Report all lines from the entries below in which "สำหร" appears.
#### Data section
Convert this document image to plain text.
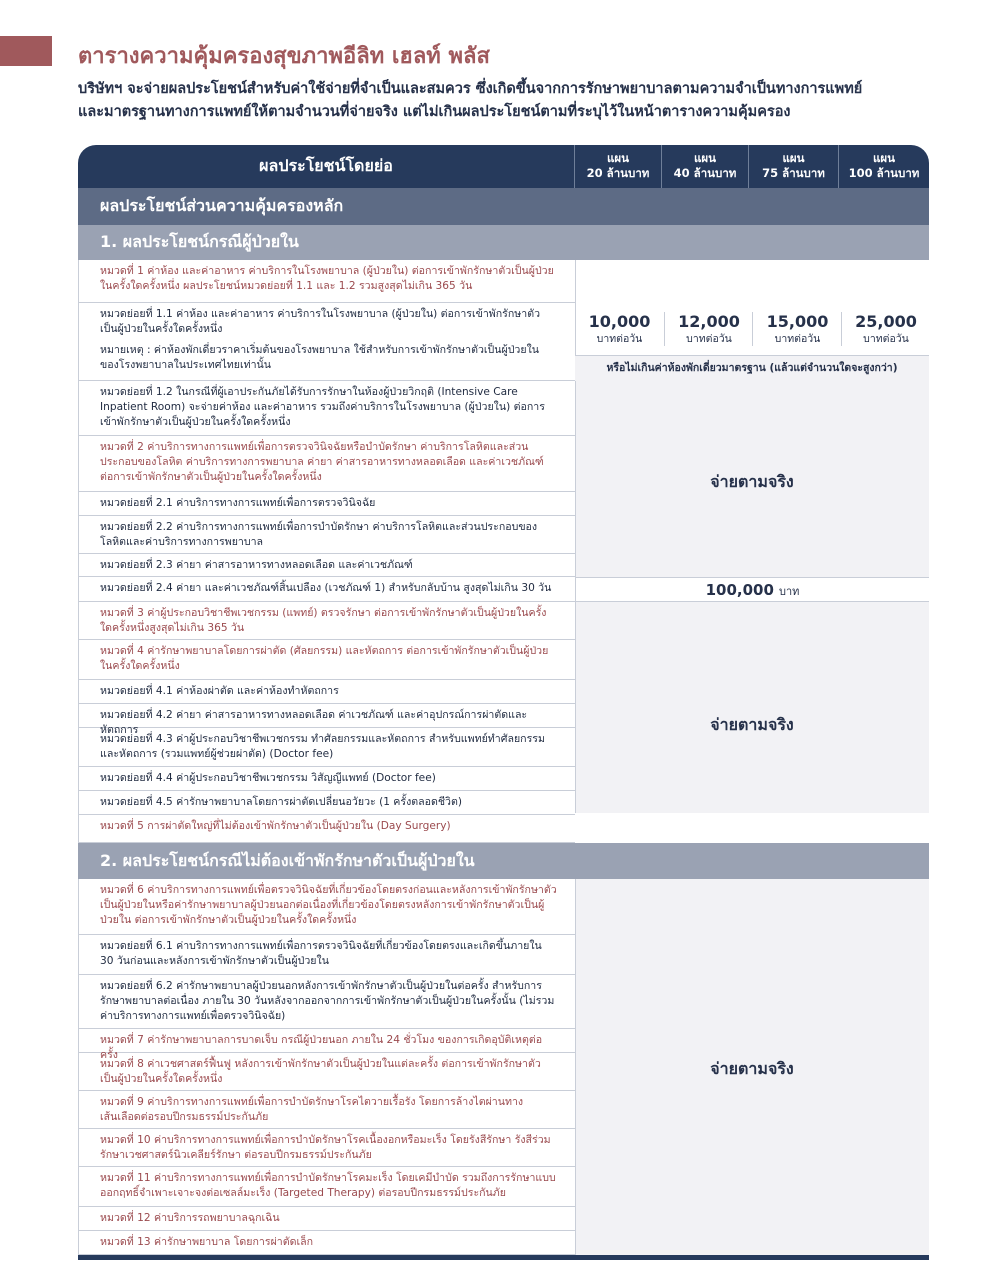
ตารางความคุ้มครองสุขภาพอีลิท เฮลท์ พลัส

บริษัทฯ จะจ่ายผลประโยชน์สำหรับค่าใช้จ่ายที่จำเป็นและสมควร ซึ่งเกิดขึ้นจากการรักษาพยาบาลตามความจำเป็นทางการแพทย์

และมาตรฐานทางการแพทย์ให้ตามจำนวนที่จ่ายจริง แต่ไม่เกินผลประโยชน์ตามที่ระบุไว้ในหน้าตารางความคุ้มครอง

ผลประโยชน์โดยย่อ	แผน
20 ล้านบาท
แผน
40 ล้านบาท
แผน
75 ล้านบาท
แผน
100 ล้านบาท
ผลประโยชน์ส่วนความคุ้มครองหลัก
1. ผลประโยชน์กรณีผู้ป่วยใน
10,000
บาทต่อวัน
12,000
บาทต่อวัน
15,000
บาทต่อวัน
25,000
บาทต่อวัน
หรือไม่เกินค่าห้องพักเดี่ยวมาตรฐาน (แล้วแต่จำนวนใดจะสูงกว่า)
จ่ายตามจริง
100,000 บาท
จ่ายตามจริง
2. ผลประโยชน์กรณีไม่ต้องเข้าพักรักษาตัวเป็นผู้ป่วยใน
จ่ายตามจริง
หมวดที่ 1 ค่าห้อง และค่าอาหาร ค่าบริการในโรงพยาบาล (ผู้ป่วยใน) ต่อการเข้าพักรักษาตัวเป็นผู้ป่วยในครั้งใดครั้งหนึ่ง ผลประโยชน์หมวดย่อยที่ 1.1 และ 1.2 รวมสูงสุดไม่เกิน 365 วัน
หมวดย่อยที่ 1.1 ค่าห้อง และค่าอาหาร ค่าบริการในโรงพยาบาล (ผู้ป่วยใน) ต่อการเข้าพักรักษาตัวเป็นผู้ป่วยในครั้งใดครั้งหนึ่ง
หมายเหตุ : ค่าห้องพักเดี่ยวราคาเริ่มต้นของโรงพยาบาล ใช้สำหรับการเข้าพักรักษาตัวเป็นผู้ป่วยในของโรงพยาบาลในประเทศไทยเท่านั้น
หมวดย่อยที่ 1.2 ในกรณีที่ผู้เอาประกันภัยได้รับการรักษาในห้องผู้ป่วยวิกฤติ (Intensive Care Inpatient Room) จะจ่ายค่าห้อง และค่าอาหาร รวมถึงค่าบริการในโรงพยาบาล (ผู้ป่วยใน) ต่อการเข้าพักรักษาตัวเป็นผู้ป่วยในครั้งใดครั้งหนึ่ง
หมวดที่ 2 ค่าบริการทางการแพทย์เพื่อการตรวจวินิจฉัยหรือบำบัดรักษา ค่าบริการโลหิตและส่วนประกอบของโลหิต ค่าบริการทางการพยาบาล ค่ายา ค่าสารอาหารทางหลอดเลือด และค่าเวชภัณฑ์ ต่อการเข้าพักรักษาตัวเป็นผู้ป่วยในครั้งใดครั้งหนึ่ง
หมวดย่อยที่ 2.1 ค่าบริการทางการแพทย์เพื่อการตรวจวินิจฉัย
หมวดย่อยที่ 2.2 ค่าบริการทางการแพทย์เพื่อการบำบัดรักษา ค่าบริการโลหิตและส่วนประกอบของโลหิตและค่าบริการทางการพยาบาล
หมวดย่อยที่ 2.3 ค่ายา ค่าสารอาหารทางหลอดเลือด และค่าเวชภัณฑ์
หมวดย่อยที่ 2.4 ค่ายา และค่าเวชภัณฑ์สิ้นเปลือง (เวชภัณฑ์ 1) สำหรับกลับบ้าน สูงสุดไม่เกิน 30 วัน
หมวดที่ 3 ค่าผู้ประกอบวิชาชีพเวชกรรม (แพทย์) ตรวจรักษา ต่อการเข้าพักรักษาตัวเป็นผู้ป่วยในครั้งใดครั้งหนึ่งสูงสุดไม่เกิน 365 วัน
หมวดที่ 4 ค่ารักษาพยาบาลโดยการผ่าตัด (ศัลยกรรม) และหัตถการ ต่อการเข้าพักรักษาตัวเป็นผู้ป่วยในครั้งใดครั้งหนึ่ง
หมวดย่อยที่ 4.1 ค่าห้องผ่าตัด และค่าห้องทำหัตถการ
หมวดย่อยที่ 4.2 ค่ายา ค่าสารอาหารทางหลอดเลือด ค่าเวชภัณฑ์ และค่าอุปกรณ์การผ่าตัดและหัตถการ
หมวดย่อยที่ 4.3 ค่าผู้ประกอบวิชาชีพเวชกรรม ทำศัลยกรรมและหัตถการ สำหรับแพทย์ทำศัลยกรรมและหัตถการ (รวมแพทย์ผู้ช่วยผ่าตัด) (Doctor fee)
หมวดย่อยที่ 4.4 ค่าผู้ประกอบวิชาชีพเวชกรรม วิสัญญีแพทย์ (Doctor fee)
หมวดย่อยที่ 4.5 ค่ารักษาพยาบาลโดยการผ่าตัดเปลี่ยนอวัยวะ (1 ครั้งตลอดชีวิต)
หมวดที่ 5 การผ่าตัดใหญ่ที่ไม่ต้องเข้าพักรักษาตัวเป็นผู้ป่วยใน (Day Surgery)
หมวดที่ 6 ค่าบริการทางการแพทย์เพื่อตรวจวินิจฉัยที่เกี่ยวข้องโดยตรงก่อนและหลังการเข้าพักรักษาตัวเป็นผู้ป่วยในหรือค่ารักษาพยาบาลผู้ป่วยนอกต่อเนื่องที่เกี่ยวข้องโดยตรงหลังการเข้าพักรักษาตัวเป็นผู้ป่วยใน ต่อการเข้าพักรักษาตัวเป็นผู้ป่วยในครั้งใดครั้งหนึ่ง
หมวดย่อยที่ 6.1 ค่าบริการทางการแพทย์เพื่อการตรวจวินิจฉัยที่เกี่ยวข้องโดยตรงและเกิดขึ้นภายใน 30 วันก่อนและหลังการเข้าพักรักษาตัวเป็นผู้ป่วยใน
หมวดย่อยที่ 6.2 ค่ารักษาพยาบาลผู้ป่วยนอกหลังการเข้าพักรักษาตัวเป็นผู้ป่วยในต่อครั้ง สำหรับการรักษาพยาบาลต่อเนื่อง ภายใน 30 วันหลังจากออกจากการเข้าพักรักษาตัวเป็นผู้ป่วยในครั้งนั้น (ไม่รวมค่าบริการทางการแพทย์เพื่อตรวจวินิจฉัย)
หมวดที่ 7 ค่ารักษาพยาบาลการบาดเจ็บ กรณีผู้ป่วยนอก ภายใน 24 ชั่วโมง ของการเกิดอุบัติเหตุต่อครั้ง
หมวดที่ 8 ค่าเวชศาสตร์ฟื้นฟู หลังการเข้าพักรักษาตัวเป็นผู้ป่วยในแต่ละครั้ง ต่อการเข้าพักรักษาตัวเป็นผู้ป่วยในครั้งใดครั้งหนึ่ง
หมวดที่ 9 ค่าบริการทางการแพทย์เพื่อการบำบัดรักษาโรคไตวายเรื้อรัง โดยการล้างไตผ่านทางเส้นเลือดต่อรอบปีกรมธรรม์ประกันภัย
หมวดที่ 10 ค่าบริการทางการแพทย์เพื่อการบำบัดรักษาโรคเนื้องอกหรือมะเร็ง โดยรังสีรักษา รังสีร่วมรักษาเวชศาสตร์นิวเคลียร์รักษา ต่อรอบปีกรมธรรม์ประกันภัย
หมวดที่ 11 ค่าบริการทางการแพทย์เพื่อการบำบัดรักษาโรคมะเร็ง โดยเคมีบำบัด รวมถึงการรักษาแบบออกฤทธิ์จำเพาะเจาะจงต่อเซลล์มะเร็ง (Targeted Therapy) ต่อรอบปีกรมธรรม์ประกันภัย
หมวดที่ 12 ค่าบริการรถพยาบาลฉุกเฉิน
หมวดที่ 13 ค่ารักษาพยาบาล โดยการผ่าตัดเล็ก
########
#### Data section
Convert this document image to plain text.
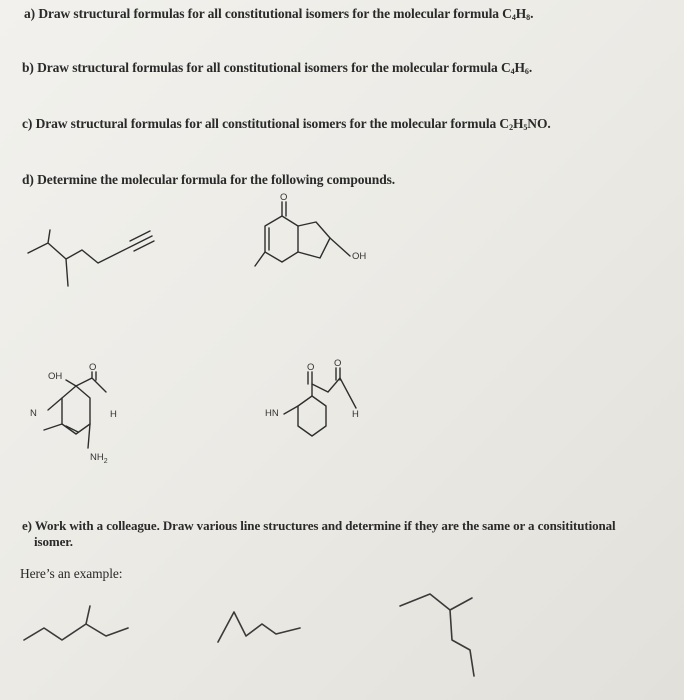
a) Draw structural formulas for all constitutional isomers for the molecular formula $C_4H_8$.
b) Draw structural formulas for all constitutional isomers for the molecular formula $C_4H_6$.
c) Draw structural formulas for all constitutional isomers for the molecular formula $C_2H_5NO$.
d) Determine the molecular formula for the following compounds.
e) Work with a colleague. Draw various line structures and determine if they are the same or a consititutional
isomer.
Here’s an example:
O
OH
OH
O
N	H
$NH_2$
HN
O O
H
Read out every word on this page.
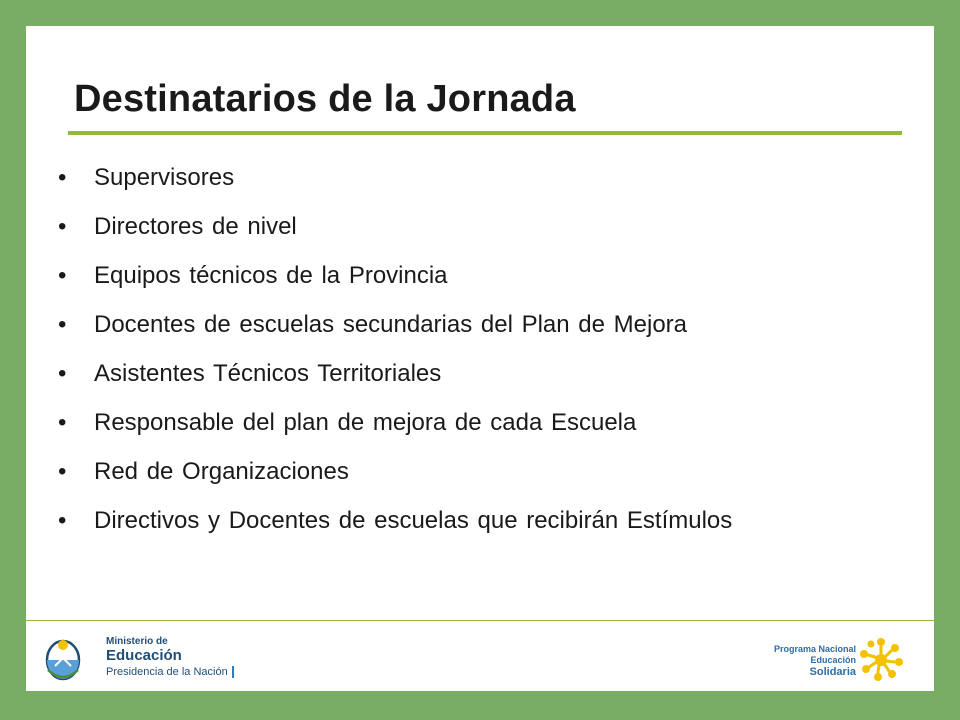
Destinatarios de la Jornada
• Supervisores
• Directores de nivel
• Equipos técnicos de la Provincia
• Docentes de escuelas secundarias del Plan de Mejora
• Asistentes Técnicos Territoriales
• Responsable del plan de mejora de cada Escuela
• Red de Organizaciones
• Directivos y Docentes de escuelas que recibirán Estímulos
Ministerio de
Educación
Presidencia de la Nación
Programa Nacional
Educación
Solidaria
########
#### Data section
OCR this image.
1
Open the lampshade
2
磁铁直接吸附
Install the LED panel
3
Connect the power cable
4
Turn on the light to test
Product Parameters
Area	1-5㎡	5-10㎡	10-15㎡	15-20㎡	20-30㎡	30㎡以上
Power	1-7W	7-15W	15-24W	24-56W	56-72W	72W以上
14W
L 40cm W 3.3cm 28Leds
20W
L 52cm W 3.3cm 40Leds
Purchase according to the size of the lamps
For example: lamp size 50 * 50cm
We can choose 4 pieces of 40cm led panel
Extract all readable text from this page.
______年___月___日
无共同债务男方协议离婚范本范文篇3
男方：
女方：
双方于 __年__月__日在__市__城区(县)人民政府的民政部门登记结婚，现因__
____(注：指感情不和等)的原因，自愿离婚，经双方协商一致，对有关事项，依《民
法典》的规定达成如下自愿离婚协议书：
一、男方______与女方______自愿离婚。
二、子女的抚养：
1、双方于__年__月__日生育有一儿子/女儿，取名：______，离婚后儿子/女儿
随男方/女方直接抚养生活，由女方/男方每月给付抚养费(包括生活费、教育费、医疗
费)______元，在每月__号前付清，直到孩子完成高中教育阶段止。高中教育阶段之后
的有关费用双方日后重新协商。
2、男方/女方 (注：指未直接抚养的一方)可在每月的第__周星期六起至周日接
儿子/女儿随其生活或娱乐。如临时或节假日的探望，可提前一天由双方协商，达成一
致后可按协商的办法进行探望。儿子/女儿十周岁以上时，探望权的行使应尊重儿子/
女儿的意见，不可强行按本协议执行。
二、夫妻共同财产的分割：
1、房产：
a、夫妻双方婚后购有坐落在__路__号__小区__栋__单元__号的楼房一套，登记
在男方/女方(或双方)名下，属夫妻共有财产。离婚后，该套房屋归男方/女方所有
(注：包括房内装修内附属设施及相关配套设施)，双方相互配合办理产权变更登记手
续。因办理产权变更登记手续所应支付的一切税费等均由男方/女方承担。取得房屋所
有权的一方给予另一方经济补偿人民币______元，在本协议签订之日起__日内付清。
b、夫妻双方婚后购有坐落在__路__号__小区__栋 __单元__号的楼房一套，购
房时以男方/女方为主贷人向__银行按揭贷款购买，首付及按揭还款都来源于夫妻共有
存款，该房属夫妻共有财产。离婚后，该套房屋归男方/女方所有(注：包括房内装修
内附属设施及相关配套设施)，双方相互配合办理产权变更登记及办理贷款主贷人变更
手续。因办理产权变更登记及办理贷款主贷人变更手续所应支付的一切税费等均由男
########
## Solution
บริษัทฯ จะจ่ายผลประโยชน์สำหรับค่าใช้จ่ายที่จำเป็นและสมควร ซึ่งเกิดขึ้นจากการรักษาพยาบาลตามความจำเป็นทางการแพทย์
หมายเหตุ : ค่าห้องพักเดี่ยวราคาเริ่มต้นของโรงพยาบาล ใช้สำหรับการเข้าพักรักษาตัวเป็นผู้ป่วยในของโรงพยาบาลในประเทศไทยเท่านั้น
หมวดย่อยที่ 2.4 ค่ายา และค่าเวชภัณฑ์สิ้นเปลือง (เวชภัณฑ์ 1) สำหรับกลับบ้าน สูงสุดไม่เกิน 30 วัน
หมวดย่อยที่ 4.3 ค่าผู้ประกอบวิชาชีพเวชกรรม ทำศัลยกรรมและหัตถการ สำหรับแพทย์ทำศัลยกรรมและหัตถการ (รวมแพทย์ผู้ช่วยผ่าตัด) (Doctor fee)
หมวดย่อยที่ 6.2 ค่ารักษาพยาบาลผู้ป่วยนอกหลังการเข้าพักรักษาตัวเป็นผู้ป่วยในต่อครั้ง สำหรับการรักษาพยาบาลต่อเนื่อง ภายใน 30 วันหลังจากออกจากการเข้าพักรักษาตัวเป็นผู้ป่วยในครั้งนั้น (ไม่รวมค่าบริการทางการแพทย์เพื่อตรวจวินิจฉัย)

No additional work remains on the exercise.